**What the task requires:** Would you quote the material below in full and unchanged?

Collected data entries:
— Begin —

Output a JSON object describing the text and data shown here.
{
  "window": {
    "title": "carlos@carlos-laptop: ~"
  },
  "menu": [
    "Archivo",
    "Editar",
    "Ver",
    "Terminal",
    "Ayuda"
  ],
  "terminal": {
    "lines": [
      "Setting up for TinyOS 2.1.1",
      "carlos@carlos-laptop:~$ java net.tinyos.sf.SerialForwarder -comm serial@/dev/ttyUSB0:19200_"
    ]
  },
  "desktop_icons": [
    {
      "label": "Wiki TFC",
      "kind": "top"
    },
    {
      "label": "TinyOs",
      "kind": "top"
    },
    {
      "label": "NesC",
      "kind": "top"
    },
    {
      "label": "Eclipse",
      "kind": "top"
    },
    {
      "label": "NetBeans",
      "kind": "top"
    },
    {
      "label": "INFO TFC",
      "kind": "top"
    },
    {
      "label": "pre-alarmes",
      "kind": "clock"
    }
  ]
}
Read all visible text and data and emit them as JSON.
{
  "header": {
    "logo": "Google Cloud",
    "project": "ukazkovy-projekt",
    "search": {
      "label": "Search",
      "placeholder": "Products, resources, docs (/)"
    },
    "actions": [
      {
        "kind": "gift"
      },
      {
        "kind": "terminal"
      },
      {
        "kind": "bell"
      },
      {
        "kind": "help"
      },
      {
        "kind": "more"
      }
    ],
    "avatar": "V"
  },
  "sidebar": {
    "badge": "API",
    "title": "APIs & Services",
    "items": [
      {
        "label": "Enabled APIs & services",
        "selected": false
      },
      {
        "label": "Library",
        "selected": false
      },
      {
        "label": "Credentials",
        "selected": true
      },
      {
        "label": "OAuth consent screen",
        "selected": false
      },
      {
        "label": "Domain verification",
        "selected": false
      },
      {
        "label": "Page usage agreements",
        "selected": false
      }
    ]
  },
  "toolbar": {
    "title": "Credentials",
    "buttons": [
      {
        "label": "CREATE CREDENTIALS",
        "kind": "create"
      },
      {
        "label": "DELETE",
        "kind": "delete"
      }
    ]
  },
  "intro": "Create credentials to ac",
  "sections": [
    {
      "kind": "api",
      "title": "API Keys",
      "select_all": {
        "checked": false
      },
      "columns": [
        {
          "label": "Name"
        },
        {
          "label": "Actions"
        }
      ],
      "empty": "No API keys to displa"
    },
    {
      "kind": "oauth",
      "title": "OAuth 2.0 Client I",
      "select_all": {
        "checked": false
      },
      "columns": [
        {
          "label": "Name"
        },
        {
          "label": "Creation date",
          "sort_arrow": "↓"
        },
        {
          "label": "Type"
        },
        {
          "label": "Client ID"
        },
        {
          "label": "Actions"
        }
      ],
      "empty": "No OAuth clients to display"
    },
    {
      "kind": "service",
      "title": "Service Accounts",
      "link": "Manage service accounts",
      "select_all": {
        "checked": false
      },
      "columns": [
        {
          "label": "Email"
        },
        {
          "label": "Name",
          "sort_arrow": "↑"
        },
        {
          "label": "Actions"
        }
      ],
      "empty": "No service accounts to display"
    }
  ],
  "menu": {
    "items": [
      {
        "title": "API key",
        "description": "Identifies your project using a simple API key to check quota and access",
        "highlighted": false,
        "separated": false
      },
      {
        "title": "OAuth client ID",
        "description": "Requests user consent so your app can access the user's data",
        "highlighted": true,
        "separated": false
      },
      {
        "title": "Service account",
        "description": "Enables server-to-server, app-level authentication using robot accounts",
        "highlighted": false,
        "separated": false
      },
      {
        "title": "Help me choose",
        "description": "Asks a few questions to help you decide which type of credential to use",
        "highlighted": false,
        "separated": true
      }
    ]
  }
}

— End —

**Problem solution:**
Output a JSON object describing the text and data shown here.
{
  "window": {
    "title": "carlos@carlos-laptop: ~"
  },
  "menu": [
    "Archivo",
    "Editar",
    "Ver",
    "Terminal",
    "Ayuda"
  ],
  "terminal": {
    "lines": [
      "Setting up for TinyOS 2.1.1",
      "carlos@carlos-laptop:~$ java net.tinyos.sf.SerialForwarder -comm serial@/dev/ttyUSB0:19200_"
    ]
  },
  "desktop_icons": [
    {
      "label": "Wiki TFC",
      "kind": "top"
    },
    {
      "label": "TinyOs",
      "kind": "top"
    },
    {
      "label": "NesC",
      "kind": "top"
    },
    {
      "label": "Eclipse",
      "kind": "top"
    },
    {
      "label": "NetBeans",
      "kind": "top"
    },
    {
      "label": "INFO TFC",
      "kind": "top"
    },
    {
      "label": "pre-alarmes",
      "kind": "clock"
    }
  ]
}
Read all visible text and data and emit them as JSON.
{
  "header": {
    "logo": "Google Cloud",
    "project": "ukazkovy-projekt",
    "search": {
      "label": "Search",
      "placeholder": "Products, resources, docs (/)"
    },
    "actions": [
      {
        "kind": "gift"
      },
      {
        "kind": "terminal"
      },
      {
        "kind": "bell"
      },
      {
        "kind": "help"
      },
      {
        "kind": "more"
      }
    ],
    "avatar": "V"
  },
  "sidebar": {
    "badge": "API",
    "title": "APIs & Services",
    "items": [
      {
        "label": "Enabled APIs & services",
        "selected": false
      },
      {
        "label": "Library",
        "selected": false
      },
      {
        "label": "Credentials",
        "selected": true
      },
      {
        "label": "OAuth consent screen",
        "selected": false
      },
      {
        "label": "Domain verification",
        "selected": false
      },
      {
        "label": "Page usage agreements",
        "selected": false
      }
    ]
  },
  "toolbar": {
    "title": "Credentials",
    "buttons": [
      {
        "label": "CREATE CREDENTIALS",
        "kind": "create"
      },
      {
        "label": "DELETE",
        "kind": "delete"
      }
    ]
  },
  "intro": "Create credentials to ac",
  "sections": [
    {
      "kind": "api",
      "title": "API Keys",
      "select_all": {
        "checked": false
      },
      "columns": [
        {
          "label": "Name"
        },
        {
          "label": "Actions"
        }
      ],
      "empty": "No API keys to displa"
    },
    {
      "kind": "oauth",
      "title": "OAuth 2.0 Client I",
      "select_all": {
        "checked": false
      },
      "columns": [
        {
          "label": "Name"
        },
        {
          "label": "Creation date",
          "sort_arrow": "↓"
        },
        {
          "label": "Type"
        },
        {
          "label": "Client ID"
        },
        {
          "label": "Actions"
        }
      ],
      "empty": "No OAuth clients to display"
    },
    {
      "kind": "service",
      "title": "Service Accounts",
      "link": "Manage service accounts",
      "select_all": {
        "checked": false
      },
      "columns": [
        {
          "label": "Email"
        },
        {
          "label": "Name",
          "sort_arrow": "↑"
        },
        {
          "label": "Actions"
        }
      ],
      "empty": "No service accounts to display"
    }
  ],
  "menu": {
    "items": [
      {
        "title": "API key",
        "description": "Identifies your project using a simple API key to check quota and access",
        "highlighted": false,
        "separated": false
      },
      {
        "title": "OAuth client ID",
        "description": "Requests user consent so your app can access the user's data",
        "highlighted": true,
        "separated": false
      },
      {
        "title": "Service account",
        "description": "Enables server-to-server, app-level authentication using robot accounts",
        "highlighted": false,
        "separated": false
      },
      {
        "title": "Help me choose",
        "description": "Asks a few questions to help you decide which type of credential to use",
        "highlighted": false,
        "separated": true
      }
    ]
  }
}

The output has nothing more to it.